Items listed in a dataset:
____________
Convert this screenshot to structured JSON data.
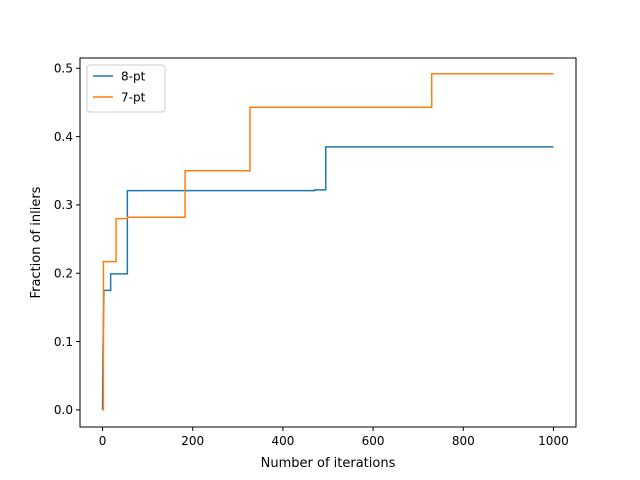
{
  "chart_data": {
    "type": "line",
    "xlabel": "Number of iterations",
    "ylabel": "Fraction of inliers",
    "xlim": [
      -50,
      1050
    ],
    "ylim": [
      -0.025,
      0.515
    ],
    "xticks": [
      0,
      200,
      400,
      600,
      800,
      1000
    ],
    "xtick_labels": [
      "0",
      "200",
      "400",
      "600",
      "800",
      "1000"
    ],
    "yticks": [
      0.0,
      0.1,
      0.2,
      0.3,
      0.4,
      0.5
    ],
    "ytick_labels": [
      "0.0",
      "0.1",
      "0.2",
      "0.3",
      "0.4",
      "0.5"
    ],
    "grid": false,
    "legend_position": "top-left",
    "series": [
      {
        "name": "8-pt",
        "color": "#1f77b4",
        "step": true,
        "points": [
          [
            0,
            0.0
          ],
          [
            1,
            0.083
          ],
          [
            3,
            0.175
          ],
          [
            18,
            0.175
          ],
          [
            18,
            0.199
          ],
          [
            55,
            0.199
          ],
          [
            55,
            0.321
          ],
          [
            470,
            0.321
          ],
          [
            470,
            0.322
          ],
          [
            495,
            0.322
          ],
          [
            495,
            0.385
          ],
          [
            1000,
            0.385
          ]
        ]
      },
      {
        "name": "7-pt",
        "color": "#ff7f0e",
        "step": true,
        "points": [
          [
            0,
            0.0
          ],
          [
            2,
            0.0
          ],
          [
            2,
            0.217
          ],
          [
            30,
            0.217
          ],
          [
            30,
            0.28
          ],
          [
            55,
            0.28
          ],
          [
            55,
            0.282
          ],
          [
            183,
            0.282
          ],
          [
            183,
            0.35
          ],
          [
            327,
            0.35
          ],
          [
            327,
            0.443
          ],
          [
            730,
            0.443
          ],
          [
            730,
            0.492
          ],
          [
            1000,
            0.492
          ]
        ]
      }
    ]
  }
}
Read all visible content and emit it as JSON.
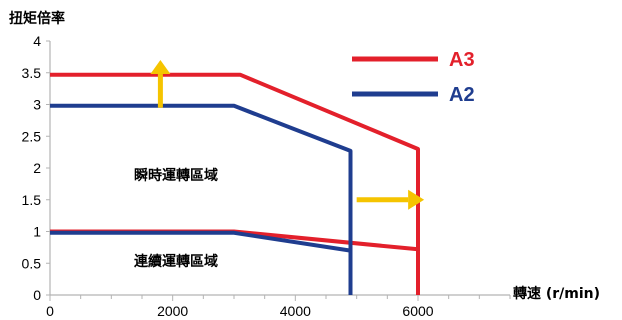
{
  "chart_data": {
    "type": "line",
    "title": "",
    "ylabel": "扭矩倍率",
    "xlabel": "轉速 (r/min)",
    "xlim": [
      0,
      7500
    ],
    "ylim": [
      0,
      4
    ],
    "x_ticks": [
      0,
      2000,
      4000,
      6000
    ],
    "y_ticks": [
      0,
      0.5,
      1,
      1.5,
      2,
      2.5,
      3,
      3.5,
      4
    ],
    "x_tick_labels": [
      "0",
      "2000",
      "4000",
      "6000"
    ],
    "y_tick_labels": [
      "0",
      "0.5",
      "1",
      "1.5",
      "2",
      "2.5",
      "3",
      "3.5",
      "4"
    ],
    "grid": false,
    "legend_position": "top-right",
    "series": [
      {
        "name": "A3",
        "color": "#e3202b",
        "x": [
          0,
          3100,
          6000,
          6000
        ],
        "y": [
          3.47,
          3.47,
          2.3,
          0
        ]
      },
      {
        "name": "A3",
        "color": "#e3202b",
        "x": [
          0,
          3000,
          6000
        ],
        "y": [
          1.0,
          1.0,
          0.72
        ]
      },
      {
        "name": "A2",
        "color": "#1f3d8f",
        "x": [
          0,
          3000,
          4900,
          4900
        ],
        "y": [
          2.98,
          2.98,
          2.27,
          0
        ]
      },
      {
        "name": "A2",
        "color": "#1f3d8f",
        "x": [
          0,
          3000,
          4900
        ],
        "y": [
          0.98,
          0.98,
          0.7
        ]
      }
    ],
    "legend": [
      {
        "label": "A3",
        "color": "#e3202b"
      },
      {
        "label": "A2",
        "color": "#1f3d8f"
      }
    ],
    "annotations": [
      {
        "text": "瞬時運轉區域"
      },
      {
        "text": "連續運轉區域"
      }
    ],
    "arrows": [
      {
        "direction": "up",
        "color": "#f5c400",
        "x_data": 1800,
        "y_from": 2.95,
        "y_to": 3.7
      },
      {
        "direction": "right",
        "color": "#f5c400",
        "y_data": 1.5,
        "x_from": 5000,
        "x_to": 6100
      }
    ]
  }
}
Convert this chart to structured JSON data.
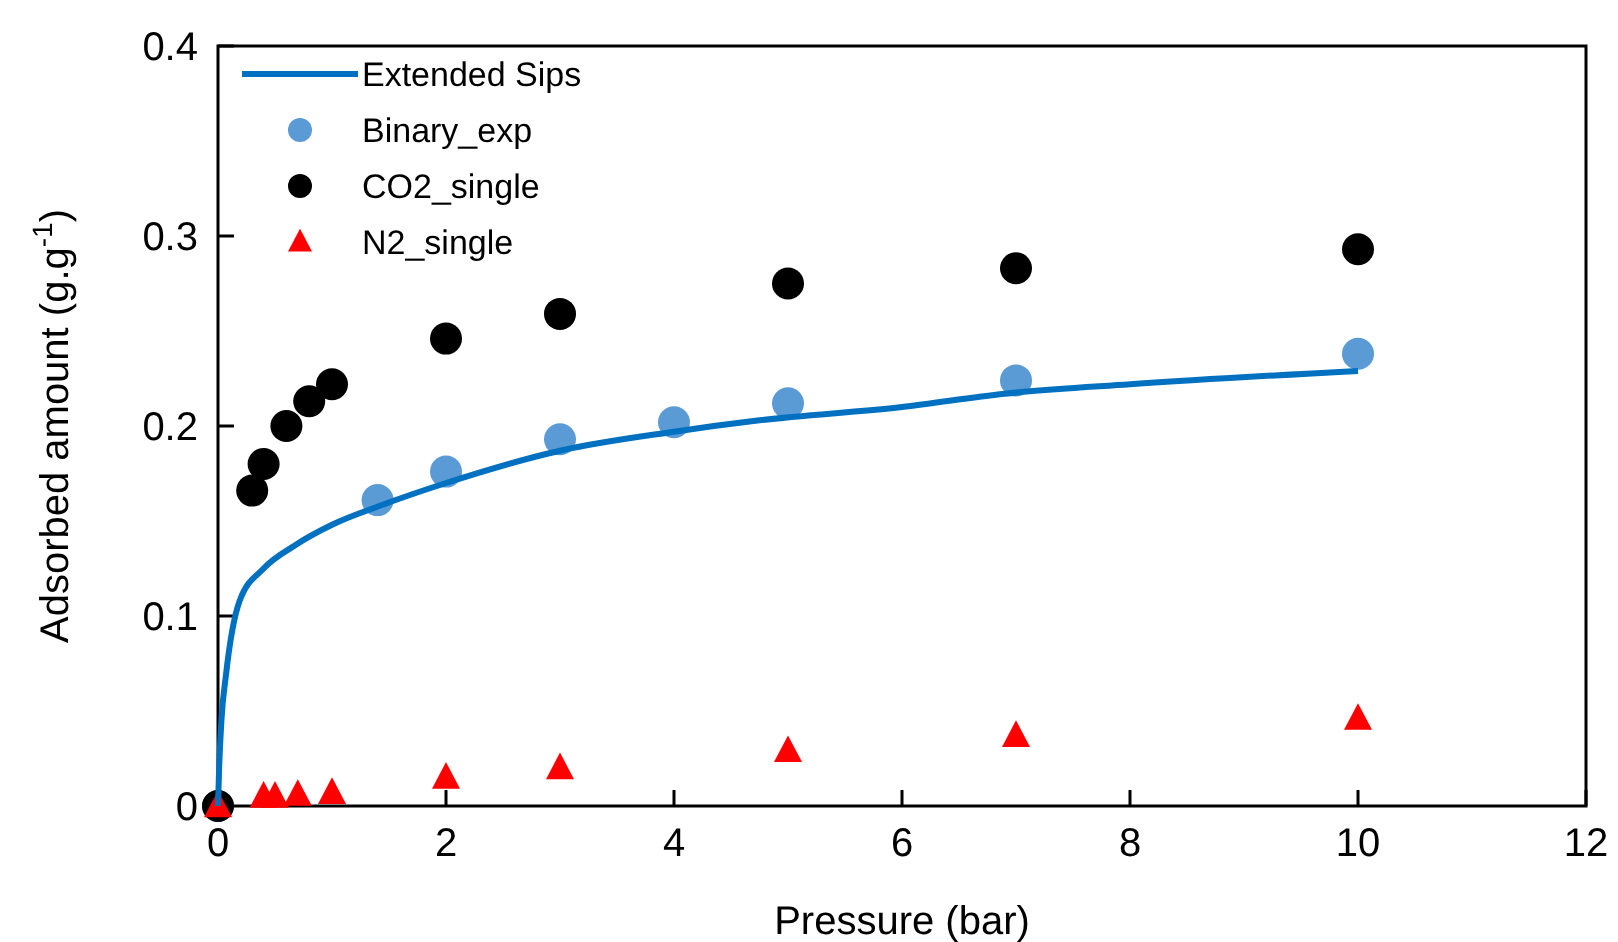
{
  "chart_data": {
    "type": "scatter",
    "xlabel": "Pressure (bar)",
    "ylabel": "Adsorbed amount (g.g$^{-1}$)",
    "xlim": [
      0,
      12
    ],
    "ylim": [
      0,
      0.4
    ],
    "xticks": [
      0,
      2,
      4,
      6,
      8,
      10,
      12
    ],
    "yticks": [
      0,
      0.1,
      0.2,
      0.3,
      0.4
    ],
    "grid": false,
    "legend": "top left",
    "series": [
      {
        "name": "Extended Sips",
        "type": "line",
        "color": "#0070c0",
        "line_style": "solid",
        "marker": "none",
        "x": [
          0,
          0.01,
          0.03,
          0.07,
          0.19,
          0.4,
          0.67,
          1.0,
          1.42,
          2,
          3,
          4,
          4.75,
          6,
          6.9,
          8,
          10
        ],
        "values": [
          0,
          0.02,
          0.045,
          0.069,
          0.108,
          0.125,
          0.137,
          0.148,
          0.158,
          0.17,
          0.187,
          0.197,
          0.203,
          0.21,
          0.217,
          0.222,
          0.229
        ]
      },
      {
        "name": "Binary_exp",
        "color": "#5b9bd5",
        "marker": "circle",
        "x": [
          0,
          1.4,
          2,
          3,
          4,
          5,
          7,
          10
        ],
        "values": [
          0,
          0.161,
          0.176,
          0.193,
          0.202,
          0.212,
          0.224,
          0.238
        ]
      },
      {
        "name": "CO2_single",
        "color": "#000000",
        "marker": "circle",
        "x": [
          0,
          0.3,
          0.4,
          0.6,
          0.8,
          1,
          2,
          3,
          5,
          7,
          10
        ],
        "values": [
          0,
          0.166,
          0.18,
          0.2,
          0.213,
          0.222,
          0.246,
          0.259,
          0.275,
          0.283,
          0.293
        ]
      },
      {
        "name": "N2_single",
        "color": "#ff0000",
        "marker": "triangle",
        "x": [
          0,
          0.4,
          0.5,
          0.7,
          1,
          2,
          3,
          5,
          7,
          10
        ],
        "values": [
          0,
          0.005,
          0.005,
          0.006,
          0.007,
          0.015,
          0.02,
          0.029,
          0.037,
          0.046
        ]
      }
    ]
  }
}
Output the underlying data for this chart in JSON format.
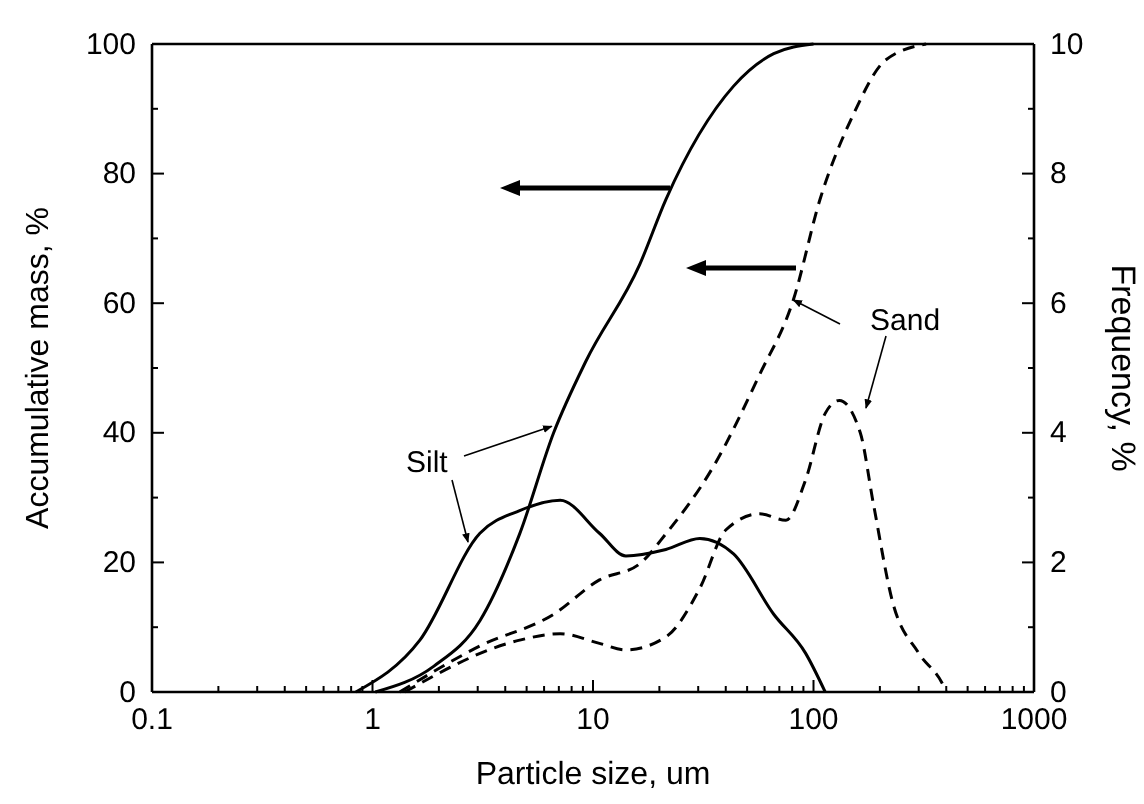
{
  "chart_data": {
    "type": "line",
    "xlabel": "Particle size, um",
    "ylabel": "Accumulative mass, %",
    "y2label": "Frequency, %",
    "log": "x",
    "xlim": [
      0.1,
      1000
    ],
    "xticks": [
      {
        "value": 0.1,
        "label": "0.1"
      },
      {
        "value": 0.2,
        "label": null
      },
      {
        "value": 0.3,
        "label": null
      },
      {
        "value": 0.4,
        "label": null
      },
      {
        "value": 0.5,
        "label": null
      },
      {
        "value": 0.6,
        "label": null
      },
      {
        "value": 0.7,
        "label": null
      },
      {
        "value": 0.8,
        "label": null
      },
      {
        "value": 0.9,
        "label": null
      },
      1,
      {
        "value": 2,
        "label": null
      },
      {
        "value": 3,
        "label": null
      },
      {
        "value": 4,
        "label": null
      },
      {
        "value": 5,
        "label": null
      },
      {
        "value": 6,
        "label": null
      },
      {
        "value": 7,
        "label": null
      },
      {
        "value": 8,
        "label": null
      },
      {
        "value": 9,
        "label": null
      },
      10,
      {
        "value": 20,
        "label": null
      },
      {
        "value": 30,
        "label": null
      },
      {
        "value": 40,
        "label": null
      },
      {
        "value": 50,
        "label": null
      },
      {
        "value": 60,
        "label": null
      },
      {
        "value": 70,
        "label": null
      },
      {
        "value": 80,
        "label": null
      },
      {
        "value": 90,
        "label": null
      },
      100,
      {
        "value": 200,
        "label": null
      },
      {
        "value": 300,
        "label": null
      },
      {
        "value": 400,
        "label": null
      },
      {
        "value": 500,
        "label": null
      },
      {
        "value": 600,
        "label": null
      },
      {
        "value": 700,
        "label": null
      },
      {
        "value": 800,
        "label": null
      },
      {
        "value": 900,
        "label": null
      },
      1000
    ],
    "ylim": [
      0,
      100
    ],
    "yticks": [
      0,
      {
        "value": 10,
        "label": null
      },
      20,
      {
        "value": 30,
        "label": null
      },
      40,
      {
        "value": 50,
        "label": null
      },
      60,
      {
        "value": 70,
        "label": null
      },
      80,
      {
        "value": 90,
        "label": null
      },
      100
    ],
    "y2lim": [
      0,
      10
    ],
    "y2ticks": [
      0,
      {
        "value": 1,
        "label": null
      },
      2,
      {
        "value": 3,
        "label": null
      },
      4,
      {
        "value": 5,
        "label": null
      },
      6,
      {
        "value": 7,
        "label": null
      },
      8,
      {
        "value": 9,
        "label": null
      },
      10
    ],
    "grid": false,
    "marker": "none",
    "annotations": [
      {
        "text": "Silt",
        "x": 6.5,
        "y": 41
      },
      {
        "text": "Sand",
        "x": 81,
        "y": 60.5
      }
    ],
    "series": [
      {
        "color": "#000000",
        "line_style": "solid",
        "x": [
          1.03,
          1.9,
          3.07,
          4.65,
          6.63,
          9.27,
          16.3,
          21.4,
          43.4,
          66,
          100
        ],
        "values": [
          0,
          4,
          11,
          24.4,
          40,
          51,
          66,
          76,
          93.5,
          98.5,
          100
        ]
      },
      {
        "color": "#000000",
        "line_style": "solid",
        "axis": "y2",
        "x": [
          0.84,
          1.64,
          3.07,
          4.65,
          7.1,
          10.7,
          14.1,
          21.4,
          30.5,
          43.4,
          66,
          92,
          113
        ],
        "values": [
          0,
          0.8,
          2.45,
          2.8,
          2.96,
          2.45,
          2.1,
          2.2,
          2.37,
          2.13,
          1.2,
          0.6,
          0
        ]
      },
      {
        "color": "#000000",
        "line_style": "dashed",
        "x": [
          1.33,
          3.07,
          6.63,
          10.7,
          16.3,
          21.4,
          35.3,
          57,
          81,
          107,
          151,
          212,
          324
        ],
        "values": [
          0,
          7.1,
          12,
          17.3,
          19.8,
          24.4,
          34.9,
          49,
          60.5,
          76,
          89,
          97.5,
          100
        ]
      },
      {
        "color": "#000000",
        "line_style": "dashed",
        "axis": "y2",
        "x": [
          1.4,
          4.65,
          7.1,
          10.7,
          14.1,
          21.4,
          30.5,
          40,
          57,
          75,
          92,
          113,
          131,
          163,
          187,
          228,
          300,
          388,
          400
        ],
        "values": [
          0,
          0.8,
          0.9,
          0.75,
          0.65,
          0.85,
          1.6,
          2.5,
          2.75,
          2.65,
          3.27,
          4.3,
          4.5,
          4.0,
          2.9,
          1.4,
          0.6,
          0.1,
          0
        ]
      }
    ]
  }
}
____________
Required task:
Write only the number of lines in the data above that include "left".

Complete response:
2